> The task: Copy out all lines that hold "name".

> Records from a dataset:
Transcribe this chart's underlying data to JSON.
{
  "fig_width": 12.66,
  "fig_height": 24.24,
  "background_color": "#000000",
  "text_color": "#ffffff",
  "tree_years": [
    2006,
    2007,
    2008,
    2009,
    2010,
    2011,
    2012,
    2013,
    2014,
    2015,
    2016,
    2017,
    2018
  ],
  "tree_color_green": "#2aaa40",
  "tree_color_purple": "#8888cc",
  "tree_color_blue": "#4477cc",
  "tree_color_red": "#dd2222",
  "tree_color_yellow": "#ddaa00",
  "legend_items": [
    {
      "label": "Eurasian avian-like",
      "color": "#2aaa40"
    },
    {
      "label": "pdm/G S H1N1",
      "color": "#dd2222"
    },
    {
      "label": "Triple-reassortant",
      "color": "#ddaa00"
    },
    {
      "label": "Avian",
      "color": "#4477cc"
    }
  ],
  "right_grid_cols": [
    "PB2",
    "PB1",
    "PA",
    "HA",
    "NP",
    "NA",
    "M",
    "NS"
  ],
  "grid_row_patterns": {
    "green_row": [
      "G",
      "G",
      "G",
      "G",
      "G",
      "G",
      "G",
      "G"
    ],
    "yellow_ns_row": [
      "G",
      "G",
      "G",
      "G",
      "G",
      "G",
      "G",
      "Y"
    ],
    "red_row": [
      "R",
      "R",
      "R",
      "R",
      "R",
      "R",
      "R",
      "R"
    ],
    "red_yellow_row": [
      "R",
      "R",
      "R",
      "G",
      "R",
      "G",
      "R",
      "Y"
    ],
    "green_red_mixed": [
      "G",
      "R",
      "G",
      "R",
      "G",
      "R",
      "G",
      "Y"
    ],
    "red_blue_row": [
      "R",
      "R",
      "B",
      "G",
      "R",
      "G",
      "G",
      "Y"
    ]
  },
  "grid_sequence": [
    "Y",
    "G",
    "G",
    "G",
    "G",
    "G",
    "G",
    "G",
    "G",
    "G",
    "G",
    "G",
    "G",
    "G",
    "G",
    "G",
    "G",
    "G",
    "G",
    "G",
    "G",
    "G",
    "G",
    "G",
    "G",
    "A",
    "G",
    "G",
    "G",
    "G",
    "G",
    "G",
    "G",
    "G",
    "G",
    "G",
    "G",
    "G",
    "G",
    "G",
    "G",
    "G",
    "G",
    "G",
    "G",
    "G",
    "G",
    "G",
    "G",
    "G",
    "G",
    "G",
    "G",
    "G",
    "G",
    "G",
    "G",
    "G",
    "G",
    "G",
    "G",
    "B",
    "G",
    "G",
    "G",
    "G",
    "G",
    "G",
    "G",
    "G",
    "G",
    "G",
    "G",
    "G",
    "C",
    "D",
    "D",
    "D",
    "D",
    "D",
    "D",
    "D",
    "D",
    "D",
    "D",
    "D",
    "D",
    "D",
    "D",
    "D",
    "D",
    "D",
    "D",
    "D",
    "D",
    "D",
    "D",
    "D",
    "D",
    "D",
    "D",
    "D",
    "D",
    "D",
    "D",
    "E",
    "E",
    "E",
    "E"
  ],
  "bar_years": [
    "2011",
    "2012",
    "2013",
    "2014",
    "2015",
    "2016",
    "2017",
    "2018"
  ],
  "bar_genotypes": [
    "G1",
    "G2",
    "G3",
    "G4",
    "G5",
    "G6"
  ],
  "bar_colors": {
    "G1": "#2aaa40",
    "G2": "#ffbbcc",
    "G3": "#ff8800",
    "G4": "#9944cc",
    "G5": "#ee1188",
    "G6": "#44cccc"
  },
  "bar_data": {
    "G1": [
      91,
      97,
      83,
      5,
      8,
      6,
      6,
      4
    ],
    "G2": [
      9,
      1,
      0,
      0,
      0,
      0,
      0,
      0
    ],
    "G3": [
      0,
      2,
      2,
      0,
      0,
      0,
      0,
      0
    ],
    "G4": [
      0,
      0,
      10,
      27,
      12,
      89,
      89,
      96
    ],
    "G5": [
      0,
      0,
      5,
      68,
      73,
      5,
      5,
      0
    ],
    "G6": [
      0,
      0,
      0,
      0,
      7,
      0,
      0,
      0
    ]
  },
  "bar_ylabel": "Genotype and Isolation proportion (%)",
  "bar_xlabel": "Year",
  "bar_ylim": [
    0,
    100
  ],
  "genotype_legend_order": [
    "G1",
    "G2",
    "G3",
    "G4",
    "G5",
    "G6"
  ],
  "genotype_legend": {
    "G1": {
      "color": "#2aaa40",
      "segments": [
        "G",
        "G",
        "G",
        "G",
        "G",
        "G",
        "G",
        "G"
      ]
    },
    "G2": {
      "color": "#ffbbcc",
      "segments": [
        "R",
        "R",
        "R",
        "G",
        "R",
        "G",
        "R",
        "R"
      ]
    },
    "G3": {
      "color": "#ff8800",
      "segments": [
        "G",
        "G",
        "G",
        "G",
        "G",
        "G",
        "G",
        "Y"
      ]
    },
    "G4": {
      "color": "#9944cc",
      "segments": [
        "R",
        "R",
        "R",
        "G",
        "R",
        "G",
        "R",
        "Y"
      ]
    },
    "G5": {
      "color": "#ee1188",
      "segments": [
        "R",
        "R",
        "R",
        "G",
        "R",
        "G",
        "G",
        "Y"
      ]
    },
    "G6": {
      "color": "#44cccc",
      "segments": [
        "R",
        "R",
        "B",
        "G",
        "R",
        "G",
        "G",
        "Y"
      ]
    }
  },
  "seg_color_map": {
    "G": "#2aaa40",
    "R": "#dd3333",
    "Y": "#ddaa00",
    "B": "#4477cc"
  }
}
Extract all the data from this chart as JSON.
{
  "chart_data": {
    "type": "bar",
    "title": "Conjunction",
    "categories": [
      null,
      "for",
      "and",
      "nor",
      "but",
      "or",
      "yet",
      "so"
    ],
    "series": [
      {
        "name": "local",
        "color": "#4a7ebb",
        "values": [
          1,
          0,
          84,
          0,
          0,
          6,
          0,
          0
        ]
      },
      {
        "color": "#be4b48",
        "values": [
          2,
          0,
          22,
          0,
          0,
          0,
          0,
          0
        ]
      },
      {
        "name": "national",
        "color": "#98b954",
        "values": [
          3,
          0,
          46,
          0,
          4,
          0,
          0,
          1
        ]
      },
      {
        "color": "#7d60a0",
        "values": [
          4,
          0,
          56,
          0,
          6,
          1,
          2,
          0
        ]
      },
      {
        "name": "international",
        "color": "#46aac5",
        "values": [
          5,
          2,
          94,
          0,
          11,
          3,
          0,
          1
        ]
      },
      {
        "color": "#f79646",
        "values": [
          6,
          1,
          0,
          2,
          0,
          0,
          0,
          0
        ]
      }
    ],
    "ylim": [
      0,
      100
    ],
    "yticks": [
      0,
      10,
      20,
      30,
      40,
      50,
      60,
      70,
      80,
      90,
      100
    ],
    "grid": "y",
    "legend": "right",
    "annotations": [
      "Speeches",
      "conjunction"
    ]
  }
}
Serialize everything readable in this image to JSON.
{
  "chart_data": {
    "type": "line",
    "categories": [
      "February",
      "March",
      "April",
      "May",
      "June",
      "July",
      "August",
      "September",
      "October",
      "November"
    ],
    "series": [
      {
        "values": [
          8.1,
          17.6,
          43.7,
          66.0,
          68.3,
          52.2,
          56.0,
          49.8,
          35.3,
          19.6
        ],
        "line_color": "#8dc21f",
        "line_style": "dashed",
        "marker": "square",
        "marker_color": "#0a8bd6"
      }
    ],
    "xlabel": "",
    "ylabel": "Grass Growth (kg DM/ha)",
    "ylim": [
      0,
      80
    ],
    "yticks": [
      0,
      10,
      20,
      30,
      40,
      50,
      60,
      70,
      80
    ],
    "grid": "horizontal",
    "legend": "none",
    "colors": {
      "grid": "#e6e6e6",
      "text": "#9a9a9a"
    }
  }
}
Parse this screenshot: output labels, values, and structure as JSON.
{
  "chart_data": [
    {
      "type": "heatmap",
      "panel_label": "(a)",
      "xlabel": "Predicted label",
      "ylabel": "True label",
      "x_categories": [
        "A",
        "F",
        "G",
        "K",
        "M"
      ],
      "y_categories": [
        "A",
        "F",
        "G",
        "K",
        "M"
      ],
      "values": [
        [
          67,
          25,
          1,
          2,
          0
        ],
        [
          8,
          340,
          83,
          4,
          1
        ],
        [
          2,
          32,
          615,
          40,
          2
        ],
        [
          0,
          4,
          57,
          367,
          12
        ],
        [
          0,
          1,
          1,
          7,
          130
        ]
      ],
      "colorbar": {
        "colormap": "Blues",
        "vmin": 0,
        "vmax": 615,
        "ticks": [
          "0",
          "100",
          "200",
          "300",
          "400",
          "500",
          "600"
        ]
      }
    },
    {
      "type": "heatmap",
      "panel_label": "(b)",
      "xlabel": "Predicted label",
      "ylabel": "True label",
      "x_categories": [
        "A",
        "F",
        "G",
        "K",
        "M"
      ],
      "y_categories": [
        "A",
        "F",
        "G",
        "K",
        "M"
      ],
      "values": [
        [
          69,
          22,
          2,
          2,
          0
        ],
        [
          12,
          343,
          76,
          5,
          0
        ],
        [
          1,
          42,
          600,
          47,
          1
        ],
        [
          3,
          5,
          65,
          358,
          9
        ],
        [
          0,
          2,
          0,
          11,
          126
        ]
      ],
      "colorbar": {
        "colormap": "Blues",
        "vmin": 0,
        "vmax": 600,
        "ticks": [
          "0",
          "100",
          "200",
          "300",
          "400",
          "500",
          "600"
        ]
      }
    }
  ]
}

> Solution for this problem:
        "name": "local",
        "name": "national",
        "name": "international",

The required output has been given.